Goal » Scan the records below for lines with the word "speed", then state how many you find and nothing else.

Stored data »
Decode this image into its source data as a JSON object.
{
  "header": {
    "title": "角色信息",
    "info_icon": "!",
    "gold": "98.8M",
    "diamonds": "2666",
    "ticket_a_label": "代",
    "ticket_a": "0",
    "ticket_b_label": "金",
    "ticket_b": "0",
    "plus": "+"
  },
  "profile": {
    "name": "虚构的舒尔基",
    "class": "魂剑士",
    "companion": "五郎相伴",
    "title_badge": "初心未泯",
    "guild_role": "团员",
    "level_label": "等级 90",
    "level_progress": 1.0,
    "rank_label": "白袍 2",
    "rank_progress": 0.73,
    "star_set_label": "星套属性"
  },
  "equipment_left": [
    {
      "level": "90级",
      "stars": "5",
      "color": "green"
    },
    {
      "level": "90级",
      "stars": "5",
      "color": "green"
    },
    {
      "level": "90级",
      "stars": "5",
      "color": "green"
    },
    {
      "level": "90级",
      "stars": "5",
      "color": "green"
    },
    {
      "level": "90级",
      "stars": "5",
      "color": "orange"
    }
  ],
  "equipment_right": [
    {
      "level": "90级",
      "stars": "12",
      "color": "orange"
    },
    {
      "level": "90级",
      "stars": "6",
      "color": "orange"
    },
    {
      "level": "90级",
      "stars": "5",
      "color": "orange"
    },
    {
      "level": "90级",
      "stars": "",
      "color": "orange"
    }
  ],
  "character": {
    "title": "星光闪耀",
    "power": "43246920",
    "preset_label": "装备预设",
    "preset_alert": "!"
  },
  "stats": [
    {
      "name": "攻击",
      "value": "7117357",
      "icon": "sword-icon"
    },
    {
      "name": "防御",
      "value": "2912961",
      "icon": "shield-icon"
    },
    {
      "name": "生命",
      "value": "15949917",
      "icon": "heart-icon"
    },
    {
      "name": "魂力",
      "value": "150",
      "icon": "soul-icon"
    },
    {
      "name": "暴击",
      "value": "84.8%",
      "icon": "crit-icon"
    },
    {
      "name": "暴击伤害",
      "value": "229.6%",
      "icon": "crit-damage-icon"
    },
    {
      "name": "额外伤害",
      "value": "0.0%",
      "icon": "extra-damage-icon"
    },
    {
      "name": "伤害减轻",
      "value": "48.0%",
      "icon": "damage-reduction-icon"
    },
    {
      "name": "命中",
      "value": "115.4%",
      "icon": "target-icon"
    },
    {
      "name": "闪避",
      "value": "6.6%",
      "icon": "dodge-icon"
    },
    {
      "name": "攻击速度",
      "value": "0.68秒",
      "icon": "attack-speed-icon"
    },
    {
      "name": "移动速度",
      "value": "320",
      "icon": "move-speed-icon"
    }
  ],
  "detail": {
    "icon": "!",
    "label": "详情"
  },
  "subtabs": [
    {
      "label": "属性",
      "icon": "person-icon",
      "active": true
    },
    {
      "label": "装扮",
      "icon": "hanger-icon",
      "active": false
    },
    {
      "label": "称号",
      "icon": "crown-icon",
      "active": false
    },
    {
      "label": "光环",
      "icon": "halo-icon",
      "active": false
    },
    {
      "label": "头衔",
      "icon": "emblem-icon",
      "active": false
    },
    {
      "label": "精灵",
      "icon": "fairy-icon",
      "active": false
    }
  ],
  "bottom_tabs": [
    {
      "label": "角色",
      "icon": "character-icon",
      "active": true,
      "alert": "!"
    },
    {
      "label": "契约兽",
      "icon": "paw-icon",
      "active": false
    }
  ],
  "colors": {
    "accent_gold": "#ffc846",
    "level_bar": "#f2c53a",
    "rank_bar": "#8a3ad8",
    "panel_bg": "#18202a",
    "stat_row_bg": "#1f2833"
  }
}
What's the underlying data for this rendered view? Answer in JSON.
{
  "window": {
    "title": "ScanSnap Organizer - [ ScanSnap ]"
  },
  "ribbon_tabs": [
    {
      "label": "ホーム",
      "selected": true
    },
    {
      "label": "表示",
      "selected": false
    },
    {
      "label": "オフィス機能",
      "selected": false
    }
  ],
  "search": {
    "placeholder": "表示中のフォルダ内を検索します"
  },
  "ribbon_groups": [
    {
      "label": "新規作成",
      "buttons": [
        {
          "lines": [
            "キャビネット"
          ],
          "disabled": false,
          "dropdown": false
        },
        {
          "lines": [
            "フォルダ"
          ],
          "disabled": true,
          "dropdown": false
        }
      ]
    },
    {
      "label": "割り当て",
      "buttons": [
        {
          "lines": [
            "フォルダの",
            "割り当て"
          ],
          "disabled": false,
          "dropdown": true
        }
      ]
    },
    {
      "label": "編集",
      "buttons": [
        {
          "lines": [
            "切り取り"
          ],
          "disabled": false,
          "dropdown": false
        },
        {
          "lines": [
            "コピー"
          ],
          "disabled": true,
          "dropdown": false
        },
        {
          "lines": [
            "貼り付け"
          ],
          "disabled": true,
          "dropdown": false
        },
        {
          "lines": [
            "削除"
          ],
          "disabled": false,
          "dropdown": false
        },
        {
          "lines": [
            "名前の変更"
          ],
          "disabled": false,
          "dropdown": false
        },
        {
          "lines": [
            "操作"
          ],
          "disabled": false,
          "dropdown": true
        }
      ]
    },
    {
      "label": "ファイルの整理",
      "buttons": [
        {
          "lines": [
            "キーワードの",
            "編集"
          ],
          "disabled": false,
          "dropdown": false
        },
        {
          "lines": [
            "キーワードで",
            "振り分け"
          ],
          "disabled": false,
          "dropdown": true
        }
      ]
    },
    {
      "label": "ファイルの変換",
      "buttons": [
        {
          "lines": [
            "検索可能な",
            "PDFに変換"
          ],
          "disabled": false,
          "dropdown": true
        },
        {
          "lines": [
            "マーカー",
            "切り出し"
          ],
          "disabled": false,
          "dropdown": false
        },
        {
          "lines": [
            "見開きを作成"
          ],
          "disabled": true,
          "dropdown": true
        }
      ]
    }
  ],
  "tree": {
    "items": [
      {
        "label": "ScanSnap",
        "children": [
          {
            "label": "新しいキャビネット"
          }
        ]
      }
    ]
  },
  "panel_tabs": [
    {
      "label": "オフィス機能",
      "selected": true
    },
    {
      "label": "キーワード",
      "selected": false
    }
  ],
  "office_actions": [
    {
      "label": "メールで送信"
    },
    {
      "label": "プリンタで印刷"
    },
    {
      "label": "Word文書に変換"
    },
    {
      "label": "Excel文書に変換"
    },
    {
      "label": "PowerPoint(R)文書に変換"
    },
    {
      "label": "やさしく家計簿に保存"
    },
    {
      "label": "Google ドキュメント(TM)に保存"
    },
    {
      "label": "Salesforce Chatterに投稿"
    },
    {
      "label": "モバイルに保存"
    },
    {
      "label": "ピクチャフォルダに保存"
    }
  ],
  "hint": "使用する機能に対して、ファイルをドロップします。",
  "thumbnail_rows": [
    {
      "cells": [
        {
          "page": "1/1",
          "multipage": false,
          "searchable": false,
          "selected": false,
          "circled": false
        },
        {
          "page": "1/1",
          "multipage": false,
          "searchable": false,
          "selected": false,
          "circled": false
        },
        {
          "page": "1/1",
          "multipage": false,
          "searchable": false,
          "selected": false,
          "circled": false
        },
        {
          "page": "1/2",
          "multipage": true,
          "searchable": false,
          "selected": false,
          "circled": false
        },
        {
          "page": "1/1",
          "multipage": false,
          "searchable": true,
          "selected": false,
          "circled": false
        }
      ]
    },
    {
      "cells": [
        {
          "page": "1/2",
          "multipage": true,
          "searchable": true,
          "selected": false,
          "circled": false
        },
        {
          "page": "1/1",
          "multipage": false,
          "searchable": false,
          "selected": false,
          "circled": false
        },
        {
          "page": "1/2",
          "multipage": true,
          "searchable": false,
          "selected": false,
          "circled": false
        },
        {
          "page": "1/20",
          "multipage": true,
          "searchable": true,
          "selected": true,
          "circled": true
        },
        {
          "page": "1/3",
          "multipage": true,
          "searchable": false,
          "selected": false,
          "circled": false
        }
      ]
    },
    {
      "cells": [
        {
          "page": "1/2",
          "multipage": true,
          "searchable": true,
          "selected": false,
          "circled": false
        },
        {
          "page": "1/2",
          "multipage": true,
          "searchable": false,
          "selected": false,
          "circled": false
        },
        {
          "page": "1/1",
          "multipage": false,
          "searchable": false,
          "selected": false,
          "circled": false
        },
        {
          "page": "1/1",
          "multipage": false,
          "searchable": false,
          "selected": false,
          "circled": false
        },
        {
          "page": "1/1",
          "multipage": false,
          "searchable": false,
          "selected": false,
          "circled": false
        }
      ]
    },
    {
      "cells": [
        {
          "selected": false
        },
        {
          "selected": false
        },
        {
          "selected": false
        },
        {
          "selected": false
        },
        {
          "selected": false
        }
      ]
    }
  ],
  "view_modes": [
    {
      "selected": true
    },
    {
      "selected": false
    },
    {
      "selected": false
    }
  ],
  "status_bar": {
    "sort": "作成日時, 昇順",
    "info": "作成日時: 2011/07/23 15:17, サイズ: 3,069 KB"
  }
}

Exercise result » 2